EXERCISE:
Condense the paragraph in the news excerpt below that begins "Undercover officers had followed" into a short bulleted list that keeps its main facts.

DOCUMENT SECTION:
+++

The plan was to cause “terror, economic harm and disruption” rather than injury, prosecutor Andrew Edis told London’s Woolwich Crown Court.

However, “their chosen method meant there was a risk people would be maimed or killed,” he said.

The four, with five other men, admitted a range of terrorism offences after changing their pleas shortly before their trial had been due to begin, the Press Association reported.

The defendants, all British nationals with Bangladeshi or Pakistani backgrounds, had been inspired by al Qaeda and the late radical Muslim cleric Anwar al-Awlaki, Edis said.

Al-Awlaki, a U.S. citizen linked to al Qaeda’s Yemeni branch, was killed last year in a CIA drone strike.

Undercover officers had followed two of the conspirators in November 2010 as they made observations of London landmarks including the Big Ben clocktower, parliament, Westminster Abbey and the London Eye ferris wheel.

The two men, Mohammed Chowdhury, 21, and Shah Rahman, 28, both from east London, admitted preparing for acts of terrorism by planning to plant an improvised bomb in the toilets of the London Stock Exchange.

Brothers Gurukanth Desai, 30, and Abdul Miah, 25, both from Cardiff in Wales also pleaded guilty to the same charge.

+++

DATASET CONTENT:

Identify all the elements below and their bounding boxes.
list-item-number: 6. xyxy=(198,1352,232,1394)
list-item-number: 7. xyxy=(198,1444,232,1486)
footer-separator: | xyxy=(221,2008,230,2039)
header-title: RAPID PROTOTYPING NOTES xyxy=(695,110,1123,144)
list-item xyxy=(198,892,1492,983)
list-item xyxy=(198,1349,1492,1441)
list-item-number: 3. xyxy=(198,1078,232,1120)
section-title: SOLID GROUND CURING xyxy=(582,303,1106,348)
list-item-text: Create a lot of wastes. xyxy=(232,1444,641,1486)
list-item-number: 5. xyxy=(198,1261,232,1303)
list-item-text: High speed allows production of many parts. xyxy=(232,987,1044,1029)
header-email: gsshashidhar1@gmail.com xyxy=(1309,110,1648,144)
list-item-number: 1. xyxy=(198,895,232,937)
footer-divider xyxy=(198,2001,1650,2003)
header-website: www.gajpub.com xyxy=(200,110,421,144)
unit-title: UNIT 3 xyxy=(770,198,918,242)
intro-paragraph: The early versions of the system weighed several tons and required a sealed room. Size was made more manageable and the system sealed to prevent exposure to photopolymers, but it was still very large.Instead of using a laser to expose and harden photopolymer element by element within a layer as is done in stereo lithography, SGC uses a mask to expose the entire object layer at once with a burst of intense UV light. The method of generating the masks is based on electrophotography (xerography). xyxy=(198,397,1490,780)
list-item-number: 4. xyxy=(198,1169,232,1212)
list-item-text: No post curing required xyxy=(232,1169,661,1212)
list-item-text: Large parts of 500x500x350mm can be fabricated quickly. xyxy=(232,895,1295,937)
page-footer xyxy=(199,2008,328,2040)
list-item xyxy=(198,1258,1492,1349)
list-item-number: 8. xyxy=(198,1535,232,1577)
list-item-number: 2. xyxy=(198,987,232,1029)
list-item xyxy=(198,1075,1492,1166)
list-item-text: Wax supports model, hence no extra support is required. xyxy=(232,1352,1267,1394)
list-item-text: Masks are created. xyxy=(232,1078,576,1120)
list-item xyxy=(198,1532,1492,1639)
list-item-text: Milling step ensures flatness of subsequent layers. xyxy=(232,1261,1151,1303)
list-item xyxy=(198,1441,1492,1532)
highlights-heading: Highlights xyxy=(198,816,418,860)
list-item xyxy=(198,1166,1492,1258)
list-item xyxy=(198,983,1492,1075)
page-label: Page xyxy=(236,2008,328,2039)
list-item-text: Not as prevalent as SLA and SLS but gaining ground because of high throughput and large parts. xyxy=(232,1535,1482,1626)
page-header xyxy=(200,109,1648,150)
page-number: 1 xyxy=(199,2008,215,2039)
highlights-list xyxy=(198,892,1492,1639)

+++

PROBLEM SOLUTION:
- In November 2010, undercover officers followed two of the conspirators.
- The two men were observing London landmarks:
  - the Big Ben clocktower
  - parliament
  - Westminster Abbey
  - the London Eye ferris wheel